» WRITTEN PROBLEM
Count the lines below that contain the word "color", and reply with only that number.

***** DATA ROWS *****

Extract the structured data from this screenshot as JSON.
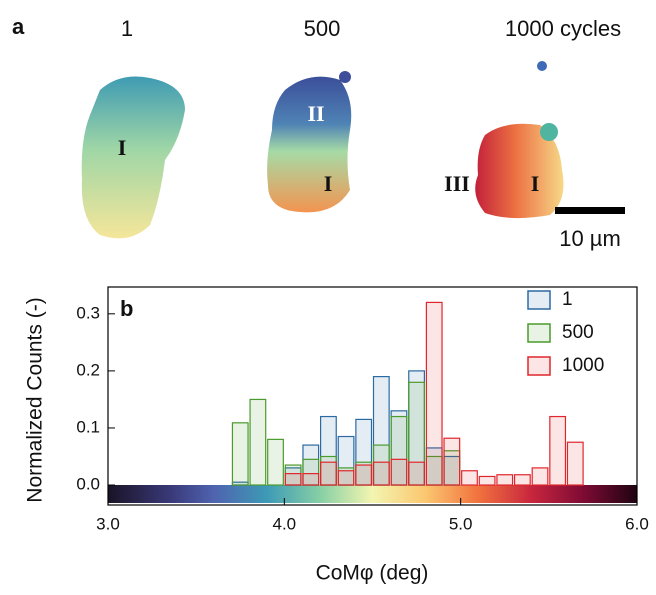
{
  "panel_a": {
    "label": "a",
    "titles": [
      "1",
      "500",
      "1000 cycles"
    ],
    "regions": [
      "I",
      "II",
      "I",
      "III",
      "I"
    ],
    "scale_bar": "10 µm"
  },
  "chart_data": {
    "type": "histogram",
    "panel_label": "b",
    "xlabel": "CoMφ (deg)",
    "ylabel": "Normalized Counts (-)",
    "bins": [
      3.7,
      3.8,
      3.9,
      4.0,
      4.1,
      4.2,
      4.3,
      4.4,
      4.5,
      4.6,
      4.7,
      4.8,
      4.9,
      5.0,
      5.1,
      5.2,
      5.3,
      5.4,
      5.5,
      5.6,
      5.7
    ],
    "series": [
      {
        "name": "1",
        "color": "#2b6aa3",
        "values": [
          0.005,
          0,
          0,
          0.03,
          0.07,
          0.12,
          0.085,
          0.115,
          0.19,
          0.13,
          0.2,
          0.065,
          0.05,
          0,
          0,
          0,
          0,
          0,
          0,
          0
        ]
      },
      {
        "name": "500",
        "color": "#4b9a2c",
        "values": [
          0.109,
          0.15,
          0.08,
          0.035,
          0.045,
          0.05,
          0.03,
          0.04,
          0.07,
          0.12,
          0.18,
          0.05,
          0.06,
          0,
          0,
          0,
          0,
          0,
          0,
          0
        ]
      },
      {
        "name": "1000",
        "color": "#e0262c",
        "values": [
          0,
          0,
          0,
          0.02,
          0.02,
          0.04,
          0.025,
          0.035,
          0.04,
          0.045,
          0.04,
          0.32,
          0.082,
          0.025,
          0.015,
          0.018,
          0.018,
          0.03,
          0.12,
          0.075
        ]
      }
    ],
    "xlim": [
      3.0,
      6.0
    ],
    "ylim": [
      -0.035,
      0.347
    ],
    "xticks": [
      {
        "value": 3,
        "label": "3.0"
      },
      {
        "value": 4,
        "label": "4.0"
      },
      {
        "value": 5,
        "label": "5.0"
      },
      {
        "value": 6,
        "label": "6.0"
      }
    ],
    "yticks": [
      {
        "value": 0,
        "label": "0.0"
      },
      0.1,
      0.2,
      0.3
    ],
    "legend": "upper-right"
  }
}
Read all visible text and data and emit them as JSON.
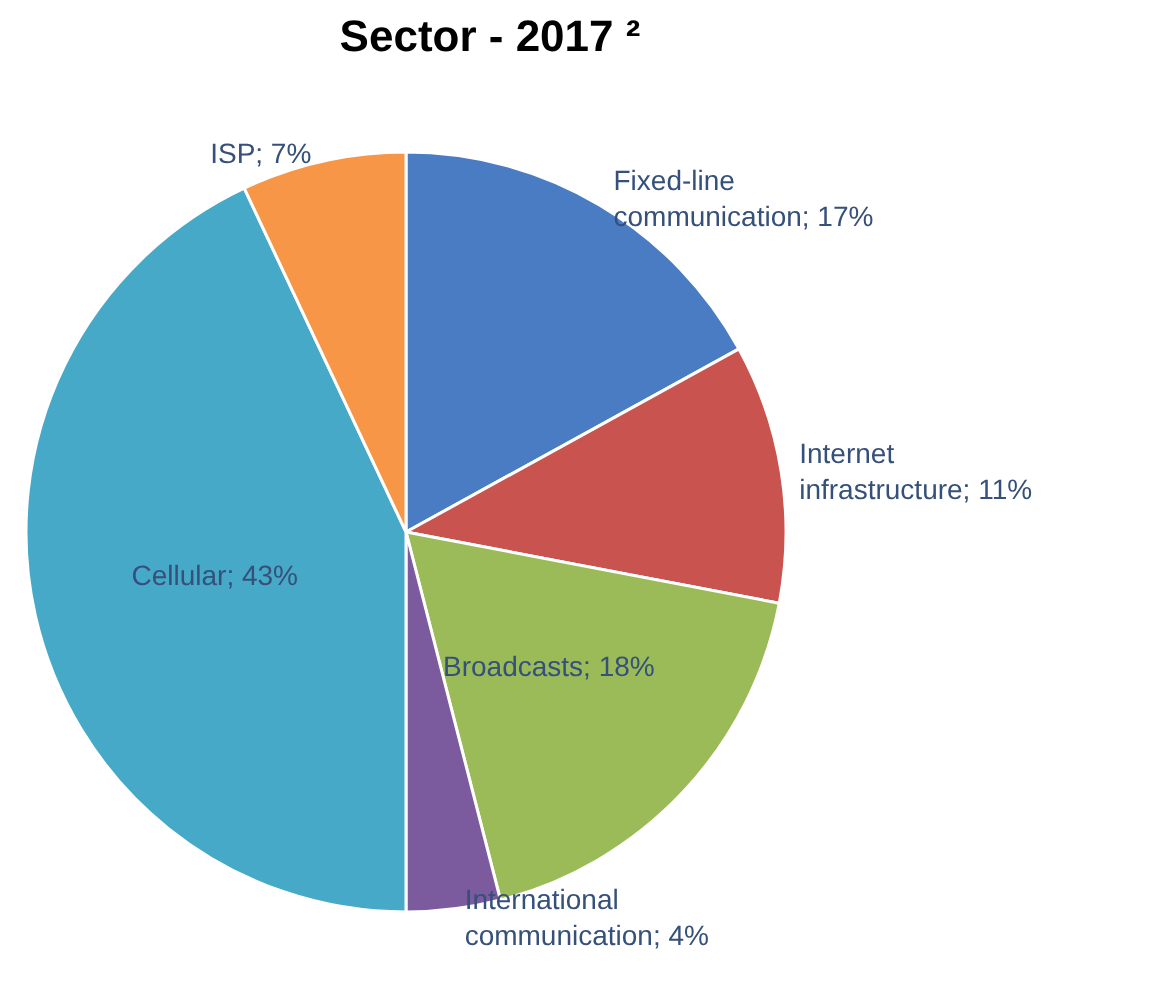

*****

» RESPONSE
3